What is being asked =>
Copy each line below in which the string "structured" occurs.

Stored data
┄┄┄┄┄┄┄┄┄┄┄┄┄┄┄┄┄┄┄┄
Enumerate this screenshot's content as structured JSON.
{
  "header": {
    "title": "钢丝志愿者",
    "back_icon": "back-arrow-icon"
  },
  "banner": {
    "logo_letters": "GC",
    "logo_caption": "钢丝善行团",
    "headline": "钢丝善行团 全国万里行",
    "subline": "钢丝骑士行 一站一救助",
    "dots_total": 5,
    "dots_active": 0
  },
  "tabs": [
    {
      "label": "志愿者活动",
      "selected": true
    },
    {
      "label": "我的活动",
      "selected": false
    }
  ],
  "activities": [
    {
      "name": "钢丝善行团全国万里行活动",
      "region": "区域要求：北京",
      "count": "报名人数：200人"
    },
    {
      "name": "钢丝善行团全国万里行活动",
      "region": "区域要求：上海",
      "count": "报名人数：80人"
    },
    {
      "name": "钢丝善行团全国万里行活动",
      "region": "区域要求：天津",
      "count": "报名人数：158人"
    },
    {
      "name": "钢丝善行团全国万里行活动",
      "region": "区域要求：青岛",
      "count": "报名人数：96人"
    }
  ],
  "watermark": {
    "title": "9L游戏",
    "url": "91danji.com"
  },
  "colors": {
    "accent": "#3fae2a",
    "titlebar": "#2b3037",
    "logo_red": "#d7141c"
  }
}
┄┄┄┄┄┄┄┄┄┄┄┄┄┄┄┄┄┄┄┄
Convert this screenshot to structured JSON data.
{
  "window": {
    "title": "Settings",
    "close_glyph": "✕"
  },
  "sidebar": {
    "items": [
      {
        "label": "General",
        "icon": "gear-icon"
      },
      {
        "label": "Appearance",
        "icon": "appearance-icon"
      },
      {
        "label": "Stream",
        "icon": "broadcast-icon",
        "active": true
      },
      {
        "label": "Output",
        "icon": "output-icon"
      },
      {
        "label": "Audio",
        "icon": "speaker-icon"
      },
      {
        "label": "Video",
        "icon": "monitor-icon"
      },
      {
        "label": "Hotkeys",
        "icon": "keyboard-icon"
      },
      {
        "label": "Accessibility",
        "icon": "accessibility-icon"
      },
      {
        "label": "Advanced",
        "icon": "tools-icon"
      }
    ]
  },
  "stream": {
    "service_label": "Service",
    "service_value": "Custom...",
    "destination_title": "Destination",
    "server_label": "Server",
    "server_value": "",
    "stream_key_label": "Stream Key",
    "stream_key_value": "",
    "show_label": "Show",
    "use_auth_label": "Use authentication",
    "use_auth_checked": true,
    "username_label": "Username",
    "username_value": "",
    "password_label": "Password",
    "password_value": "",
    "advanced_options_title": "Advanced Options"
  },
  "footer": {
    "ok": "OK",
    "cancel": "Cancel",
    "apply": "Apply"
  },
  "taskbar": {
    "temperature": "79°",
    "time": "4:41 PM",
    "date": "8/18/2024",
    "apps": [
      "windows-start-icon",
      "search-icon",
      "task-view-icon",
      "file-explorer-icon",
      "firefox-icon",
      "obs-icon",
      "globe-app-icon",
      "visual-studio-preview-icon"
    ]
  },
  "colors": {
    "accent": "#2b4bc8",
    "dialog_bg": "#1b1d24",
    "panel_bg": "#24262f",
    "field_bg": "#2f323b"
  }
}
┄┄┄┄┄┄┄┄┄┄┄┄┄┄┄┄┄┄┄┄
Problem solution =>
Enumerate this screenshot's content as structured JSON.
Convert this screenshot to structured JSON data.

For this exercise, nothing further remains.